[start]
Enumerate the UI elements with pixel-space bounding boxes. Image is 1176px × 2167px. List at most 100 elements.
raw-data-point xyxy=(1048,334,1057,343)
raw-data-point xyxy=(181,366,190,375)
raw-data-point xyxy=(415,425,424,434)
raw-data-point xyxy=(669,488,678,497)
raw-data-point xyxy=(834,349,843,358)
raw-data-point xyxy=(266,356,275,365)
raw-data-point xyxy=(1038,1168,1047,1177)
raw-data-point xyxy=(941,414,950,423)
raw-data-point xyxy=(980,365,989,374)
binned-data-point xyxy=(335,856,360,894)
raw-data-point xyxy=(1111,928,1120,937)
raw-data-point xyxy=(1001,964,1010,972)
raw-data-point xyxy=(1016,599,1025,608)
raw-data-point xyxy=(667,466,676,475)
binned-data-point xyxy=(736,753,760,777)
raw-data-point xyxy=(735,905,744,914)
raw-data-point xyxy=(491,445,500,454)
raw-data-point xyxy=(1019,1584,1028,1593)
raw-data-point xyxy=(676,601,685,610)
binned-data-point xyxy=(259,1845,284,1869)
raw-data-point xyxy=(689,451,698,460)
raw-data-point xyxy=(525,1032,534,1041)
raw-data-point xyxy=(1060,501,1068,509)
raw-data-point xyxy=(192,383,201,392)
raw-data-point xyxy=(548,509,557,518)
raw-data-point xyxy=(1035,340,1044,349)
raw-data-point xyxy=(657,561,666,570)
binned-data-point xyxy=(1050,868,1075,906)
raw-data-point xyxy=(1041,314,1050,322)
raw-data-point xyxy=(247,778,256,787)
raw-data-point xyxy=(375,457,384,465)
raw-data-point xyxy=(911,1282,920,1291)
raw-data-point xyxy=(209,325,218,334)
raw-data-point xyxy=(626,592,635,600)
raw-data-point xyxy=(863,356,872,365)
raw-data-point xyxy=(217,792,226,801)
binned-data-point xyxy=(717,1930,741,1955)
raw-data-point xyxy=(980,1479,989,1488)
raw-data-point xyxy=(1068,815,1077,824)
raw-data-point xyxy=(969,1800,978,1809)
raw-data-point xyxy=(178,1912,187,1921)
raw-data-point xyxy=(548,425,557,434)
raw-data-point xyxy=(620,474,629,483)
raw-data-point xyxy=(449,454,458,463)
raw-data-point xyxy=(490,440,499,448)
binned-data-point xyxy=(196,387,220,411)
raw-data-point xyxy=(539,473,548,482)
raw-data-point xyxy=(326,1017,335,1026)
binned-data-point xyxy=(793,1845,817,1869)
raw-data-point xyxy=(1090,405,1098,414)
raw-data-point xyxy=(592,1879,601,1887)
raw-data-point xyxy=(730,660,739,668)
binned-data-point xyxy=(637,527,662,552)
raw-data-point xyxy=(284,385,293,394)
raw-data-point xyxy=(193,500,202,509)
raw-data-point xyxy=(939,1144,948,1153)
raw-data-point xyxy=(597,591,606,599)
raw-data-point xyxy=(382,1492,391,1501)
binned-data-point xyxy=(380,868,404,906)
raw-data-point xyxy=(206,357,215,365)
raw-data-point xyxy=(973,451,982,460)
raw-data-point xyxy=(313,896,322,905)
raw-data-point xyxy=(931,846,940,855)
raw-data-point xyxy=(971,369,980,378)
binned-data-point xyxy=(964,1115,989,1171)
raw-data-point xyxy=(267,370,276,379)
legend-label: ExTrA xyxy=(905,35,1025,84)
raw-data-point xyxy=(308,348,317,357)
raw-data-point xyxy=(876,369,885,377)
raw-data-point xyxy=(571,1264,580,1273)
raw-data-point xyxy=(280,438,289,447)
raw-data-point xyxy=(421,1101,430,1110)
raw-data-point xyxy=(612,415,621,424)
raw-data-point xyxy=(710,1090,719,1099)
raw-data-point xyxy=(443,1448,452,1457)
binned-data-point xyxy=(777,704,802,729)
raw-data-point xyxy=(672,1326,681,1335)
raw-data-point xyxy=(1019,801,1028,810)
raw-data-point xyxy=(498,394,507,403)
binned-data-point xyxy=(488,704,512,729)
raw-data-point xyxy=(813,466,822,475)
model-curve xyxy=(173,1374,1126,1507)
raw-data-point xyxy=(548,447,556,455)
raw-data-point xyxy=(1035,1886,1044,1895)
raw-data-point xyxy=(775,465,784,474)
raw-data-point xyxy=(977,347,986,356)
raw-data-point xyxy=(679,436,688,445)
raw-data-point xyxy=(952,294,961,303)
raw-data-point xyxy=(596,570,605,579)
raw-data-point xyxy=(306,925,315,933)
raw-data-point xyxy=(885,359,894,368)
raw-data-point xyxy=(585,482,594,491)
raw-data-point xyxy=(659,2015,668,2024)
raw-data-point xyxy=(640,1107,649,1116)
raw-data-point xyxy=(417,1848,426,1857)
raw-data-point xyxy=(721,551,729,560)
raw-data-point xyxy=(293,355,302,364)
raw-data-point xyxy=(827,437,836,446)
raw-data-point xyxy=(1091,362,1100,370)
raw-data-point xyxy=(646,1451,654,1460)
[end]
**PROBLEM DESCRIPTION**
Change "raw-data-point" to "raw-point" in the records from their first line up to and including the line with "raw-data-point xyxy=(266,356,275,365)", and give those lines again with nothing else altered.

**OUTPUT BELOW**
Enumerate the UI elements with pixel-space bounding boxes. Image is 1176px × 2167px. List at most 100 elements.
raw-point xyxy=(1048,334,1057,343)
raw-point xyxy=(181,366,190,375)
raw-point xyxy=(415,425,424,434)
raw-point xyxy=(669,488,678,497)
raw-point xyxy=(834,349,843,358)
raw-point xyxy=(266,356,275,365)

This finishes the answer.